WHAT YOU ARE ASKED TO DO
Where a line holds the string "when", return that line.

PROVIDED DATA
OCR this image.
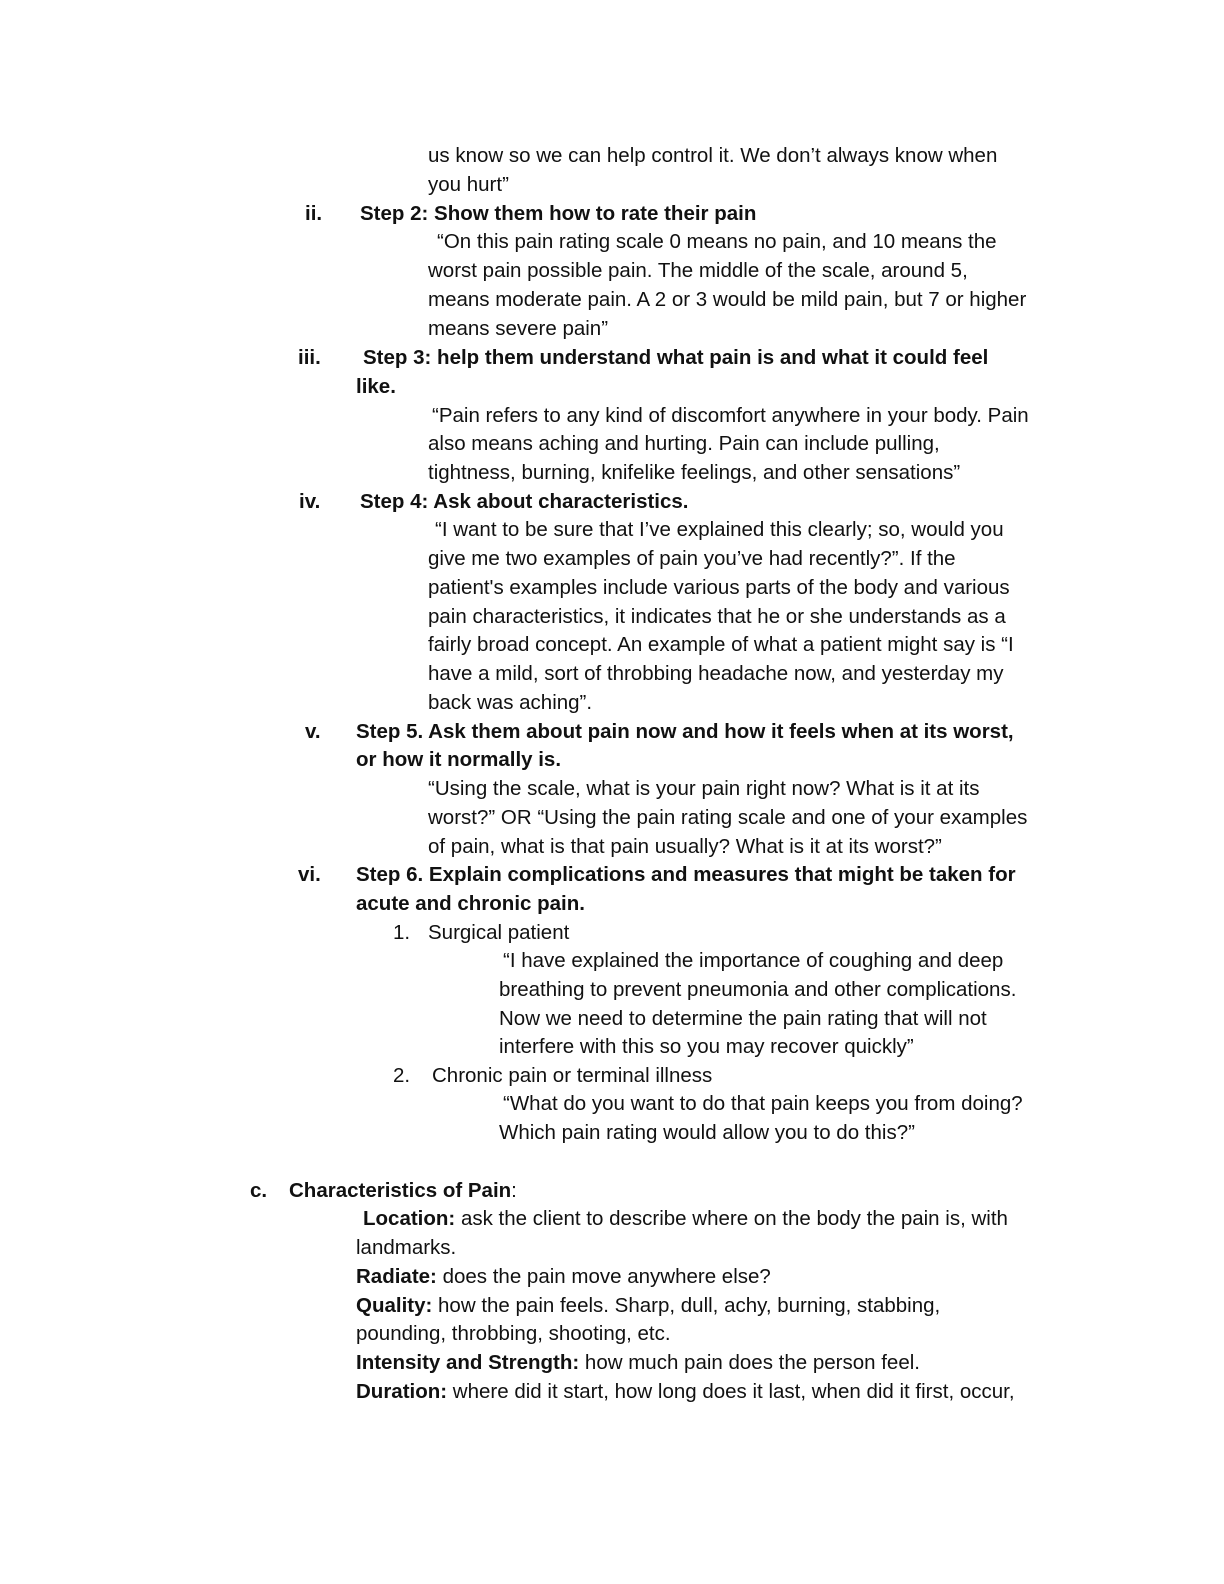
us know so we can help control it. We don’t always know when
you hurt”
ii. Step 2: Show them how to rate their pain
“On this pain rating scale 0 means no pain, and 10 means the
worst pain possible pain. The middle of the scale, around 5,
means moderate pain. A 2 or 3 would be mild pain, but 7 or higher
means severe pain”
iii. Step 3: help them understand what pain is and what it could feel
like.
“Pain refers to any kind of discomfort anywhere in your body. Pain
also means aching and hurting. Pain can include pulling,
tightness, burning, knifelike feelings, and other sensations”
iv. Step 4: Ask about characteristics.
“I want to be sure that I’ve explained this clearly; so, would you
give me two examples of pain you’ve had recently?”. If the
patient's examples include various parts of the body and various
pain characteristics, it indicates that he or she understands as a
fairly broad concept. An example of what a patient might say is “I
have a mild, sort of throbbing headache now, and yesterday my
back was aching”.
v. Step 5. Ask them about pain now and how it feels when at its worst,
or how it normally is.
“Using the scale, what is your pain right now? What is it at its
worst?” OR “Using the pain rating scale and one of your examples
of pain, what is that pain usually? What is it at its worst?”
vi. Step 6. Explain complications and measures that might be taken for
acute and chronic pain.
1. Surgical patient
“I have explained the importance of coughing and deep
breathing to prevent pneumonia and other complications.
Now we need to determine the pain rating that will not
interfere with this so you may recover quickly”
2. Chronic pain or terminal illness
“What do you want to do that pain keeps you from doing?
Which pain rating would allow you to do this?”
c. Characteristics of Pain:
Location: ask the client to describe where on the body the pain is, with
landmarks.
Radiate: does the pain move anywhere else?
Quality: how the pain feels. Sharp, dull, achy, burning, stabbing,
pounding, throbbing, shooting, etc.
Intensity and Strength: how much pain does the person feel.
Duration: where did it start, how long does it last, when did it first, occur,
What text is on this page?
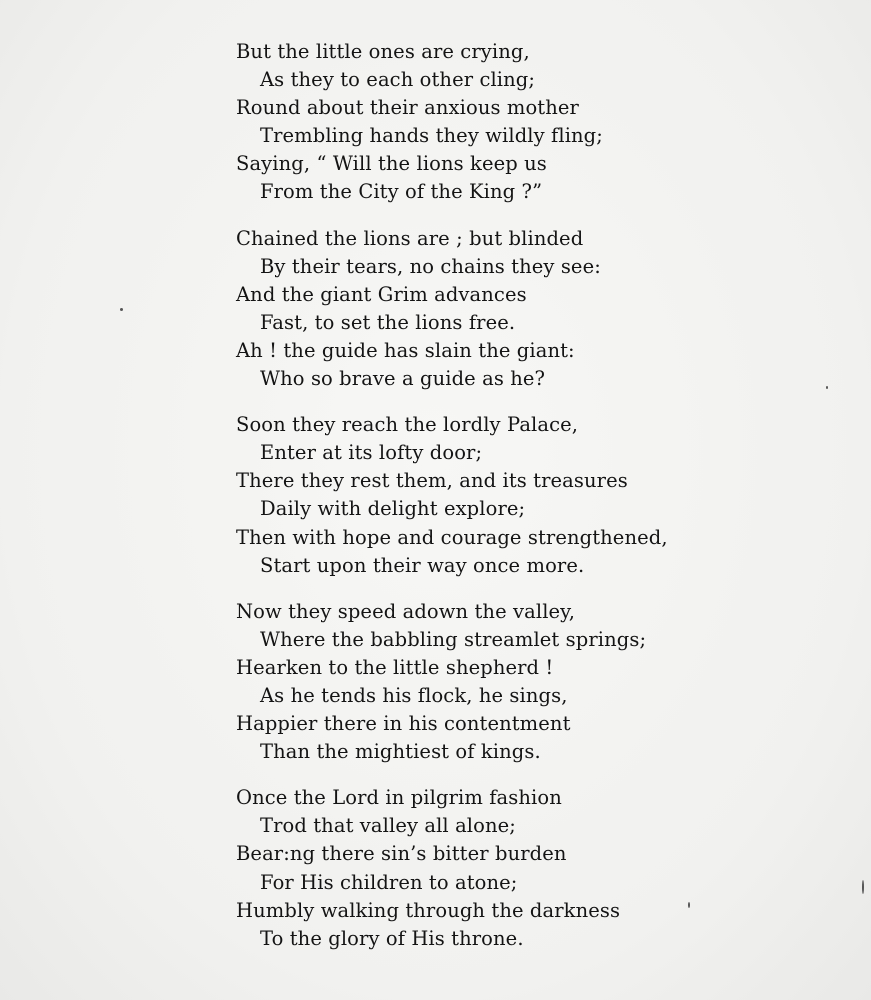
But the little ones are crying,
As they to each other cling;
Round about their anxious mother
Trembling hands they wildly fling;
Saying, “ Will the lions keep us
From the City of the King ?”
Chained the lions are ; but blinded
By their tears, no chains they see:
And the giant Grim advances
Fast, to set the lions free.
Ah ! the guide has slain the giant:
Who so brave a guide as he?
Soon they reach the lordly Palace,
Enter at its lofty door;
There they rest them, and its treasures
Daily with delight explore;
Then with hope and courage strengthened,
Start upon their way once more.
Now they speed adown the valley,
Where the babbling streamlet springs;
Hearken to the little shepherd !
As he tends his flock, he sings,
Happier there in his contentment
Than the mightiest of kings.
Once the Lord in pilgrim fashion
Trod that valley all alone;
Bear:ng there sin’s bitter burden
For His children to atone;
Humbly walking through the darkness
To the glory of His throne.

CORRECT RESULT
us know so we can help control it. We don’t always know when
v. Step 5. Ask them about pain now and how it feels when at its worst,
Duration: where did it start, how long does it last, when did it first, occur,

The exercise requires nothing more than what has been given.